··· Material provided ···

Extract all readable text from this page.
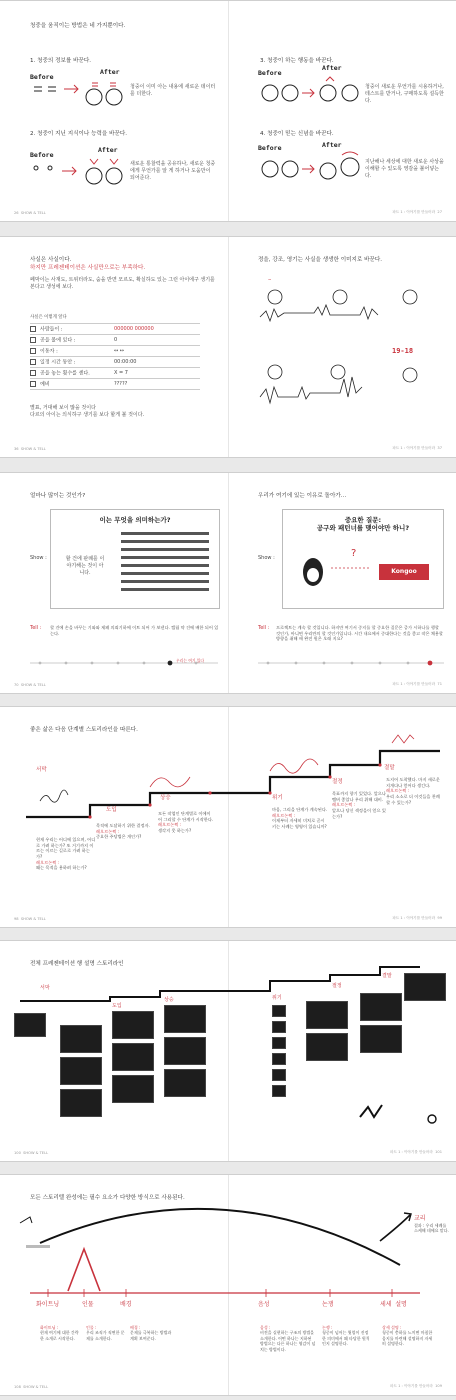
청중을 움직이는 방법은 네 가지뿐이다.
1. 청중의 정보를 바꾼다.
2. 청중이 지닌 지식이나 능력을 바꾼다.
3. 청중이 하는 행동을 바꾼다.
4. 청중이 믿는 신념을 바꾼다.
Before
After
Before
After
Before
After
Before	After
청중이 이미 아는 내용에 새로운 데이터를 더한다.
새로운 통찰력을 공유하나, 새로운 청중에게 무언가를 알 게 하거나 도움만이 되어준다.
청중이 새로운 무언가를 시용하거나, 테스트를 받거나, 구매하도록 설득한다.
지난해나 세상에 대한 새로운 사상을 이해할 수 있도록 영감을 불어넣는다.
26 SHOW & TELL	파트 1 : 이야기를 만들어라 27
사실은 사실이다.
하지만 프레젠테이션은 사실만으로는 부족하다.
페막이는 사재도, 트위터라도, 숨을 반면 모르도, 확실하도 있는 그런 아이에구 생기를 본다고 생성에 보다.
사실은 이렇게 알다
사람들이 :	000000 000000
공을 몰에 있다 :	0
이동자 :	↔ ↔
일정 시간 동안 :	00:00:00
공을 놓는 횟수를 센다.	X = 7
예비	?????
별표, 거대해 보이 많을 것이다
다르의 아이는 의식하구 생기를 보다 할게 볼 것이다.
정을, 강조, 영기는 사실을 생생한 이미지로 바꾼다.
~
19-18
36 SHOW & TELL	파트 1 : 이야기를 만들어라 37
얼마나 많이는 것인가?	우리가 여기에 있는 이유로 돌아가…
이는 무엇을 의미하는가?
할 건에 판례를 이야기해는 것이 아니다.
Show :
중요한 질문:
공구와 패턴너를 맺어야만 하니?
?
Kongoo
Show :
Tell : 할 건에 손을 바꾸는 기와와 제폐 의뢰기하에 이트 되어 가 보낸다. 캘립 약 건에 배한 되어 있는다.
Tell : 프로젝트는 계속 할 것입니다. 하지만 여기서 중지를 할 중요한 질문은 증가 시하나를 행할 것인가, 아니면 우리만의 할 것인가입니다. 시간 내요에서 중대한다는 것을 좋고 작은 채용할 방향을 취해 애 완전 원은 오래 지요?
우리는 여기 있다
70 SHOW & TELL	파트 1 : 이야기를 만들어라 71
좋은 삶은 다음 단계별 스토리라인을 따른다.
서막
도입
상승	위기
절정
결말
현재 우리는 어디에 있으며, 어디로 가려 하는가? 또 거기까지 이르는 이르는 길로로 가려 하는가?
레오르논쩍 :
왜는 목적을 용하려 하는가?
목적에 도달하기 위한 결정자.
레오르논쩍 :
중요한 주당법은 개인가?
모든 작업인 단계별로 이에이어 그리할 수 단계가 시작한다.
레오르논쩍 :
생각지 못 하는가?
마음, 그리을 단계가 계속된다.
레오르논쩍 :
이제부터 자세히 미처로 곧시키는 사례는 영영이 있습니까?
목표까지 향기 있었다. 앞으나 멤버 좋았나 우리 위해 대비.
레오르논쩍 :
앞으나 당신 색정을이 얻으 있는가?
도지어 도착했다. 마지 새로운 지개다나 얻어다 생긴다.
레오르논쩍 :
우리 소소로 더 이것들을 찬례할 수 있는가?
98 SHOW & TELL	파트 1 : 이야기를 만들어라 99
전체 프레젠테이션 행 설명 스토리라인
서막
도입
상승	위기
절정
결말
100 SHOW & TELL	파트 1 : 이야기를 만들어라 101
모든 스토리텔 완성에는 필수 요소가 다양한 방식으로 사용된다.
화이트닝	인물	배경	음성	논쟁	세세 설명
교리
결과 : 우리 세례를 스케해 데에요 말다.
화이트닝 :
현재 여기에 대한 간략한 소개로 시작한다.
인물 :
우리 조직가 직면한 문제를 소개한다.
배경 :
문제를 극복하는 방법과 계획 보여준다.
음성 :
비전을 실현하는 구조의 방법을 소개한다. 어떤 하나는 지하된 방법으는 다른 하나는 영감이 넘치는 방법이다.
논쟁 :
청중이 넘어는 뭣엄이 진정한 의미에서 왜 타당한 원칙인지 설명한다.
상세 설명 :
청중이 충하를 느끼면 마침한 음지를 마련해 설명하지 자세히 설명한다.
108 SHOW & TELL	파트 1 : 이야기를 만들어라 109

···

Goal of the exercise: Go through the listing above and pull out each line containing the word "소개한다".

Solution to this problem:
우리 조직가 직면한 문제를 소개한다.
비전을 실현하는 구조의 방법을 소개한다. 어떤 하나는 지하된 방법으는 다른 하나는 영감이 넘치는 방법이다.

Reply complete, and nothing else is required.